(Dataset records)
● ● ● ● ● ● ●

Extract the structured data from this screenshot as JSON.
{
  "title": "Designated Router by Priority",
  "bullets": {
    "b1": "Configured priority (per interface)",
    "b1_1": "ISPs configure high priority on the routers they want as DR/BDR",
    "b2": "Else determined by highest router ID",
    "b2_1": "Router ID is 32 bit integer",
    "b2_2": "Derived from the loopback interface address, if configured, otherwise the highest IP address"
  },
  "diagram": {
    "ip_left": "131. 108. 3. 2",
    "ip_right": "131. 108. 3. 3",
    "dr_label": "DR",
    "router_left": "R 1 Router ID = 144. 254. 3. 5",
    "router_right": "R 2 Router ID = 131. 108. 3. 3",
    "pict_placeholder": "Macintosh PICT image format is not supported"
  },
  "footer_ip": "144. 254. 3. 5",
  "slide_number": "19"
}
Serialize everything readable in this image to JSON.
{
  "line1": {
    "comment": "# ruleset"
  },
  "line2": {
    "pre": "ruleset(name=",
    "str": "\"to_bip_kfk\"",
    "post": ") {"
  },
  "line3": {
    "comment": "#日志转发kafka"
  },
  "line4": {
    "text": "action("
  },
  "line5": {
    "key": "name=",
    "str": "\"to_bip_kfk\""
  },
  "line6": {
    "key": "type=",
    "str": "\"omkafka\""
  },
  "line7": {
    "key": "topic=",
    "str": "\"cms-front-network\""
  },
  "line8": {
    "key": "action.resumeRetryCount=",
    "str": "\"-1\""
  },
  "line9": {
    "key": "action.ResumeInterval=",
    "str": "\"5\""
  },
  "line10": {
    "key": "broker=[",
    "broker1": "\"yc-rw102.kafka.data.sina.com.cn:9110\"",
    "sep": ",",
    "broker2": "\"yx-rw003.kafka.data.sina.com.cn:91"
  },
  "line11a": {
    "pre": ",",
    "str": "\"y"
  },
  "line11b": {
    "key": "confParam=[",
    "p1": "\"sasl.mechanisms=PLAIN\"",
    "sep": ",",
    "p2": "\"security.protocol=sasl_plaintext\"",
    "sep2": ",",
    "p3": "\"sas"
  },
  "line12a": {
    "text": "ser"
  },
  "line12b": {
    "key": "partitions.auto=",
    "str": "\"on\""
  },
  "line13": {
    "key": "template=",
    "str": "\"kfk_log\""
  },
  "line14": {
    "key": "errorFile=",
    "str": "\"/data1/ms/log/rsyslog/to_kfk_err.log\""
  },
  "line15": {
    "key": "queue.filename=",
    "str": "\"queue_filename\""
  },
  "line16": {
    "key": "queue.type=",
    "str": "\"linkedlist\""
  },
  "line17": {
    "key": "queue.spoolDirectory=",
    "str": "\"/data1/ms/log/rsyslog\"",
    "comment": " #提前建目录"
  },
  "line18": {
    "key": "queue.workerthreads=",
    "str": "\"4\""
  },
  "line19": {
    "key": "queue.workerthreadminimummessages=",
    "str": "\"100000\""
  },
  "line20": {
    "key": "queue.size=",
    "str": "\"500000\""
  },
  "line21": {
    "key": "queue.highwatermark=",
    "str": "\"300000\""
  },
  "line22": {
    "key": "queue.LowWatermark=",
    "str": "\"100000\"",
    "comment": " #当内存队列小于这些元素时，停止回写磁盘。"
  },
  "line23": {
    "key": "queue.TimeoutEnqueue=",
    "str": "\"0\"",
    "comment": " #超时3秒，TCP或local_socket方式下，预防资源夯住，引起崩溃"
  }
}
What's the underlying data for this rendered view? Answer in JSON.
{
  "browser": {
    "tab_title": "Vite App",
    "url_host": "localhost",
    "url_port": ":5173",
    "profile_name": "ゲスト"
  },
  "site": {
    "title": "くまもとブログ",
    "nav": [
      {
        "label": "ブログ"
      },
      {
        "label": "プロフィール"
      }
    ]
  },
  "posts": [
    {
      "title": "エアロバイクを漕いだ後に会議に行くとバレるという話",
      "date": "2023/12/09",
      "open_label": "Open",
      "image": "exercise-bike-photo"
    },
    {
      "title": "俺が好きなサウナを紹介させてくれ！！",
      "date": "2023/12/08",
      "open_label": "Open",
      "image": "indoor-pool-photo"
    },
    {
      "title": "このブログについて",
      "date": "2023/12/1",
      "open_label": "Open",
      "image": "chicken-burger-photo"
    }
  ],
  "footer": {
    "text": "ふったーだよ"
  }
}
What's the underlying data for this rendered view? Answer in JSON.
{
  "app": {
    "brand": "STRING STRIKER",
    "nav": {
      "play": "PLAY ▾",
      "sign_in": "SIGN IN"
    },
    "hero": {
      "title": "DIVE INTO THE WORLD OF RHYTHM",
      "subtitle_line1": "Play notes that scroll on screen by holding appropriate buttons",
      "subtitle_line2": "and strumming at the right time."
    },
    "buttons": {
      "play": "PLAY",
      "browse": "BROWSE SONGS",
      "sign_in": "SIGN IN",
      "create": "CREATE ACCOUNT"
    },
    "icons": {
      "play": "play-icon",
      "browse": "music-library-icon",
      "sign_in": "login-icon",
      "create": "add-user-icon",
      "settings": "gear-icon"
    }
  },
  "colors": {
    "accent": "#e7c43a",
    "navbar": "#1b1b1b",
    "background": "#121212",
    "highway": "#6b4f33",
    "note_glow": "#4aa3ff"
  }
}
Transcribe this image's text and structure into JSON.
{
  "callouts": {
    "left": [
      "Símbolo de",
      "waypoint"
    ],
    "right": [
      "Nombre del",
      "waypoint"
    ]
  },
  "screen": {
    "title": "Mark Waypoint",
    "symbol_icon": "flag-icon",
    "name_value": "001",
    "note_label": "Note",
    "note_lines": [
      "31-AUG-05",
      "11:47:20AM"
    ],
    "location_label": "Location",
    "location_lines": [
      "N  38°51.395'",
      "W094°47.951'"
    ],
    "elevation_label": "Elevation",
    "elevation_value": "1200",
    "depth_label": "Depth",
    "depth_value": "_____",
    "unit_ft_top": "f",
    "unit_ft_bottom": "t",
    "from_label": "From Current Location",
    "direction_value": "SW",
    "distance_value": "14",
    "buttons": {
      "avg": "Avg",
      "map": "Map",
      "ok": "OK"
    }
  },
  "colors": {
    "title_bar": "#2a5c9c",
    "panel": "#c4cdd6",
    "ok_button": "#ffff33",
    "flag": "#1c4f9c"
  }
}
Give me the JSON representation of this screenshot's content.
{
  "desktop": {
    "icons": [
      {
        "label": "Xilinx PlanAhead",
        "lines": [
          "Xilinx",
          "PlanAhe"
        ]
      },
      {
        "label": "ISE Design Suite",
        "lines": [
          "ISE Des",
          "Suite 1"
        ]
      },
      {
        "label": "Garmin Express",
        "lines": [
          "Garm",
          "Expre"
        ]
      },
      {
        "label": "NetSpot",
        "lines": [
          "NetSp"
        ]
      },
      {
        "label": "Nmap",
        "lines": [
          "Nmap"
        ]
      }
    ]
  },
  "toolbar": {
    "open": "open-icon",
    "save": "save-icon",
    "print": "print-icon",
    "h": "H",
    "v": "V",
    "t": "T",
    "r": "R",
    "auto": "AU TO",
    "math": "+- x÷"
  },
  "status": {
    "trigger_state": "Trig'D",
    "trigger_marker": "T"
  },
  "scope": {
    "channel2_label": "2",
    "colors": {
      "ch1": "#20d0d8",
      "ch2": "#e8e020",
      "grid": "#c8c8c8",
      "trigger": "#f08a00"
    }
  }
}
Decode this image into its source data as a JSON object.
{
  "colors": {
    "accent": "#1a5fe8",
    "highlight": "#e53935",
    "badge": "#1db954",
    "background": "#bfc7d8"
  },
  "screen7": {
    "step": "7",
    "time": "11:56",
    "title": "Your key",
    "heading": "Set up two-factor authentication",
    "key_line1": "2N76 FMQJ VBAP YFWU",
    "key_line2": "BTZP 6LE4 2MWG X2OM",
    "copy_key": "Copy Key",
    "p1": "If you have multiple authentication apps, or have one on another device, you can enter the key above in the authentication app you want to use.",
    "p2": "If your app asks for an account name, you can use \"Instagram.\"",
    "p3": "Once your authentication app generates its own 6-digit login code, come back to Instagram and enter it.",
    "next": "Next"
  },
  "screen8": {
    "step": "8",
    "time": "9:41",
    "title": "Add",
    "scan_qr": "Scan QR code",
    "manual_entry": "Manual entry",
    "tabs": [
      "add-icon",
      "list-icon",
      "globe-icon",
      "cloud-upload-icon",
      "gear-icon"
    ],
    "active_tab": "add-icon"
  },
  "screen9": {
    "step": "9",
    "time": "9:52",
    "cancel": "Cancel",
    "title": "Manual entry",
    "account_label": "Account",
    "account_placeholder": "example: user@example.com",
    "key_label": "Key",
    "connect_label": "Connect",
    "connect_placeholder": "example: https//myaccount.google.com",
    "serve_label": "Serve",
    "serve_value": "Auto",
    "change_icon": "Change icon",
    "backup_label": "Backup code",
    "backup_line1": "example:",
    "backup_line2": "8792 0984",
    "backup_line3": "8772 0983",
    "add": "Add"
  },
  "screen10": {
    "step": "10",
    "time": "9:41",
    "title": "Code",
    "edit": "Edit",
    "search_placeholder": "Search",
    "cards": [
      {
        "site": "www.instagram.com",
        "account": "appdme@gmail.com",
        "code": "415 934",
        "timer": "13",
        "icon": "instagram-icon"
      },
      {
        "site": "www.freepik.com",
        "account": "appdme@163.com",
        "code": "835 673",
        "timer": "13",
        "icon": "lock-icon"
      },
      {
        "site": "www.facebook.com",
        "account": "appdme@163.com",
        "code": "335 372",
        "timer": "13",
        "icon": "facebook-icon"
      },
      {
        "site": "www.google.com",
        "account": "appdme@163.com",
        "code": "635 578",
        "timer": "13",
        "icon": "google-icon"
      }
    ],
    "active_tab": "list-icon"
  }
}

● ● ● ● ● ● ●

» Prompt
Scan the records above for the string "Manual", then report every line that contains it.

» Output of the exercise
    "manual_entry": "Manual entry",
    "title": "Manual entry",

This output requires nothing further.